**Prompt**
Collect every line that includes the string "open".

================================

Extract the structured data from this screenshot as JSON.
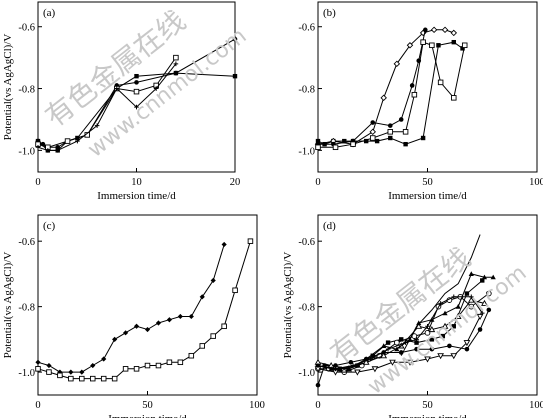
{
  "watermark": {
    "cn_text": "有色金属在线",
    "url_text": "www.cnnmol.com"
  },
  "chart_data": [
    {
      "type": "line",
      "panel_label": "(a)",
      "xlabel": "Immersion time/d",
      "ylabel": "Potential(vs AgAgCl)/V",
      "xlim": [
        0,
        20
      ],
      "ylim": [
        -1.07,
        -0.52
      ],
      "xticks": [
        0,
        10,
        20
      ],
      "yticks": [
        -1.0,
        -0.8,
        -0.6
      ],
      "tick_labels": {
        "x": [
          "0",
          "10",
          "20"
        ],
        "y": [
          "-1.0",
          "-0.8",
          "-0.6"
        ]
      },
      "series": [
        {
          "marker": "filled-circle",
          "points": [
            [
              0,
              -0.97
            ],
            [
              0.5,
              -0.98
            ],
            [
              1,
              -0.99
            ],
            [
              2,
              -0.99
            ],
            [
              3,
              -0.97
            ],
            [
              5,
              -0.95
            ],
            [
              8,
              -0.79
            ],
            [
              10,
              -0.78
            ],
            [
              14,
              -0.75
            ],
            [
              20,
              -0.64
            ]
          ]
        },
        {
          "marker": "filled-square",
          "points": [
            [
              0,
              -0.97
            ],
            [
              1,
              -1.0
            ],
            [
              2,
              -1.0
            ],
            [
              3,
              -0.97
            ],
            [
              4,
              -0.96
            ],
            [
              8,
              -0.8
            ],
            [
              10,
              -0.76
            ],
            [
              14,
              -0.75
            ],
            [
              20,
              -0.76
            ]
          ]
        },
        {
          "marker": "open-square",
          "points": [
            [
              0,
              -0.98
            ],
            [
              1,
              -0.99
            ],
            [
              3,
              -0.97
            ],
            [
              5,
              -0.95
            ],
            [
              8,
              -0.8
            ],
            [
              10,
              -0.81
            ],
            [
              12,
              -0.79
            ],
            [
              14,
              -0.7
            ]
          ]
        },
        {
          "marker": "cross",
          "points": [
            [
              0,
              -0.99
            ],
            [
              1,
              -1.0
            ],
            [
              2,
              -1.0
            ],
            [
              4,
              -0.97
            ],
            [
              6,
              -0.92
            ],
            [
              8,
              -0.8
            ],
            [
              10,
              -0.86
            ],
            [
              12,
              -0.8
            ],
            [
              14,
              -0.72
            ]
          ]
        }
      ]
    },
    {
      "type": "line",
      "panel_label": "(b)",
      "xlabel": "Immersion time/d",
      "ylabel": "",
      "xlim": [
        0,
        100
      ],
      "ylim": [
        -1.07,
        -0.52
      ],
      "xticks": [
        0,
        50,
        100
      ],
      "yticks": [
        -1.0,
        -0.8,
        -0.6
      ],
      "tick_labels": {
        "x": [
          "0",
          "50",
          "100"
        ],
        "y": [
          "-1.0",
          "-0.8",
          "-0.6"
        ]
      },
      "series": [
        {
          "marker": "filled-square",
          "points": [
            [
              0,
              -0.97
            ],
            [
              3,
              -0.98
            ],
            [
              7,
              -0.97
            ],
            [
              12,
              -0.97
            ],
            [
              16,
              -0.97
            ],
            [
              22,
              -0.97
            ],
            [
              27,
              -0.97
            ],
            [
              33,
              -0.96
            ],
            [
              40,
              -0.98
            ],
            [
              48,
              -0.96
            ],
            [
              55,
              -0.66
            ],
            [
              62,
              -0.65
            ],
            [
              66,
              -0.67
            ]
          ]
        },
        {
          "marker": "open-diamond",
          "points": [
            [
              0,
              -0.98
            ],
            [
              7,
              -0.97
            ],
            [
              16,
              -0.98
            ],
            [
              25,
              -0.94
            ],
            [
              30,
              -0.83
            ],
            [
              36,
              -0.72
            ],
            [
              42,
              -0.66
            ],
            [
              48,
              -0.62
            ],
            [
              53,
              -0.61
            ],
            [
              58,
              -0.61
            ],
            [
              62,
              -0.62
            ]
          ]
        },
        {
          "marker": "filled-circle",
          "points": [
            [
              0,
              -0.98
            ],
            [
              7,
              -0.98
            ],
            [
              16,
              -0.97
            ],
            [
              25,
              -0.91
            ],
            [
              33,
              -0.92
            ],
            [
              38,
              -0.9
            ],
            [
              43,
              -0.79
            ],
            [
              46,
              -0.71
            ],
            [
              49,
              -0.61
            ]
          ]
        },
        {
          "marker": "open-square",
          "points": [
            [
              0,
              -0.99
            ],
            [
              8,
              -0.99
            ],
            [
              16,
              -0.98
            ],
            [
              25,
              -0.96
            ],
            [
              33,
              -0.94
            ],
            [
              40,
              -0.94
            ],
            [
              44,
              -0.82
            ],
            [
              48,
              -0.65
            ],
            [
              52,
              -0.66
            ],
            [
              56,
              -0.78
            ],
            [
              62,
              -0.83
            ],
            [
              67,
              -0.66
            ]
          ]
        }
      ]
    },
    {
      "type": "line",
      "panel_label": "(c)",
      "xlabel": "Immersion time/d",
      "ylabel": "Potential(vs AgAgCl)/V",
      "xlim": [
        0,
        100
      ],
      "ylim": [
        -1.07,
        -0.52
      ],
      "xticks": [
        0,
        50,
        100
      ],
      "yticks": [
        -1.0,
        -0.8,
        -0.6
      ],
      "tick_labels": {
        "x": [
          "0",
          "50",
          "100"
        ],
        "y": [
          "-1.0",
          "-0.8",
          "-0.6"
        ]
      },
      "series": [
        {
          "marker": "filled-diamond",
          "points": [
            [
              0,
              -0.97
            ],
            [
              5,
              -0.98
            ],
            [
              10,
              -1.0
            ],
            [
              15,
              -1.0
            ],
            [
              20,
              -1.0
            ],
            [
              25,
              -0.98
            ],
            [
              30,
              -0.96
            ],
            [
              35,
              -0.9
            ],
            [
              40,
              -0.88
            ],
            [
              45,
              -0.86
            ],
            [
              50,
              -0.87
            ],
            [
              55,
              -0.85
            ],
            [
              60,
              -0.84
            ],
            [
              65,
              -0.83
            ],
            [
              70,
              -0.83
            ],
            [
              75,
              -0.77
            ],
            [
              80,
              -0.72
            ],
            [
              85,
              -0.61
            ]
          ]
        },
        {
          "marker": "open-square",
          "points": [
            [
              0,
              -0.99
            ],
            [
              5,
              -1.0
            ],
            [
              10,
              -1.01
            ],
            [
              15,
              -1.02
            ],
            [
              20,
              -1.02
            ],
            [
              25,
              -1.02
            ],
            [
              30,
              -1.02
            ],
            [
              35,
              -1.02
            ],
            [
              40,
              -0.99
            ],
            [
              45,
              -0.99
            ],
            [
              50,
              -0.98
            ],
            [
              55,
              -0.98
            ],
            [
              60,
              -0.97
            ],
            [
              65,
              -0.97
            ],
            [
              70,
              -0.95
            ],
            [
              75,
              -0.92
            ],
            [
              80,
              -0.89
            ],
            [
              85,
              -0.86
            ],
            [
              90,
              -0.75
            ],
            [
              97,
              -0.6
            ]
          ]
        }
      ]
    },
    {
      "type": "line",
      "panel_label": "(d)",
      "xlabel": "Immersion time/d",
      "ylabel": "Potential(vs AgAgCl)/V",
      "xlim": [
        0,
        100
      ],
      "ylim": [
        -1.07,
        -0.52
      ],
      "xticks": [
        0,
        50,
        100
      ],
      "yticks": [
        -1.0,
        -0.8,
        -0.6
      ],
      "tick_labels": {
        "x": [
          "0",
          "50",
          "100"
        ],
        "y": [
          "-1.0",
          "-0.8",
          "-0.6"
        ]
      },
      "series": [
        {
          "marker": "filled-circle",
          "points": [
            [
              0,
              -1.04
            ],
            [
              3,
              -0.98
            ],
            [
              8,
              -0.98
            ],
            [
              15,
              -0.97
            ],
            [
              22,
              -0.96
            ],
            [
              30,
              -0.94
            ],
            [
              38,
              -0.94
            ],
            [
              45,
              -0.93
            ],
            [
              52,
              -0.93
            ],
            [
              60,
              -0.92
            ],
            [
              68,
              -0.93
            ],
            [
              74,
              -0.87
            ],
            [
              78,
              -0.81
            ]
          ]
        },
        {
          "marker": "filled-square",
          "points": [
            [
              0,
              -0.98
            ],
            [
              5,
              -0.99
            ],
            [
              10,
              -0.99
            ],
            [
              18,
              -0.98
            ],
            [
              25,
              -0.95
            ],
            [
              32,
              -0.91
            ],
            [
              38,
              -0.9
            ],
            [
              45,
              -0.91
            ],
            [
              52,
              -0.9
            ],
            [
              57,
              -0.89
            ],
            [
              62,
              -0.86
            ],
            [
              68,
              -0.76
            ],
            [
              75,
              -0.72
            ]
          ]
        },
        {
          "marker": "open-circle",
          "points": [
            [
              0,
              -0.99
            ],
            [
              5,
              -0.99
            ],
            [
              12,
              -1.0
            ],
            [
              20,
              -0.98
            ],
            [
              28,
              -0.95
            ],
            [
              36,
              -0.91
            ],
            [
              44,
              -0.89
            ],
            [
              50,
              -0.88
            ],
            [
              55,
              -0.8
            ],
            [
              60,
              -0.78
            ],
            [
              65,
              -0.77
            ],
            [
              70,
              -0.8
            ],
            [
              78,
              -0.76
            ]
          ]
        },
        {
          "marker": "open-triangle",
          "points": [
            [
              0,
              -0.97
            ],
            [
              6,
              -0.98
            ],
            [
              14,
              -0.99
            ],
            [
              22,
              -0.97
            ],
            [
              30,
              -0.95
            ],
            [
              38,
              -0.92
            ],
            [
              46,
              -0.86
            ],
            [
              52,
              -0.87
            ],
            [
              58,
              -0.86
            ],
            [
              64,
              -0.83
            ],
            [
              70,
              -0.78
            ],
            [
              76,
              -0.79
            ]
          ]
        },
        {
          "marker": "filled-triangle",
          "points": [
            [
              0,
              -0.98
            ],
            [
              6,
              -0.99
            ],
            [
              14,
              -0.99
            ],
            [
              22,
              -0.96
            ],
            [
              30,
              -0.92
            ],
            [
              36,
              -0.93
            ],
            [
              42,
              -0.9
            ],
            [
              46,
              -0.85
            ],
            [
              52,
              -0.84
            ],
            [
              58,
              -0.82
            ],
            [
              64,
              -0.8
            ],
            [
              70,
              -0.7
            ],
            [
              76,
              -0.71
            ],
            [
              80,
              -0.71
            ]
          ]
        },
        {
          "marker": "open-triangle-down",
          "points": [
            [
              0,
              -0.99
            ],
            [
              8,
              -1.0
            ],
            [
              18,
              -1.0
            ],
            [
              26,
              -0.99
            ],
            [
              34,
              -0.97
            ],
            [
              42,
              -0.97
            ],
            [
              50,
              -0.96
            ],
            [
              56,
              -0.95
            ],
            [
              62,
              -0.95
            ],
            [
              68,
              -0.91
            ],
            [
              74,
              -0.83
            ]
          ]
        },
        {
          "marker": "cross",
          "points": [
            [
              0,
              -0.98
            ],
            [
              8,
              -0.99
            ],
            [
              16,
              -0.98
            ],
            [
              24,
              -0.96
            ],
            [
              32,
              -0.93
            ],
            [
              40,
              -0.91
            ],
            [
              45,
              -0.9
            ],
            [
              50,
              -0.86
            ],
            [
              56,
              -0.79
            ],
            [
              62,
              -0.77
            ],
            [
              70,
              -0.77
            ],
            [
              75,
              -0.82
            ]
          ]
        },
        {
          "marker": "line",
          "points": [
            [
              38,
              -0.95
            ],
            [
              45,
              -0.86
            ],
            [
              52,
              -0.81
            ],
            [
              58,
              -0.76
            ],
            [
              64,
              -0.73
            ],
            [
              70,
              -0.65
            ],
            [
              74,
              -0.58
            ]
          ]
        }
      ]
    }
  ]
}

================================

**The answer**
          "marker": "open-square",
          "marker": "open-diamond",
          "marker": "open-square",
          "marker": "open-square",
          "marker": "open-circle",
          "marker": "open-triangle",
          "marker": "open-triangle-down",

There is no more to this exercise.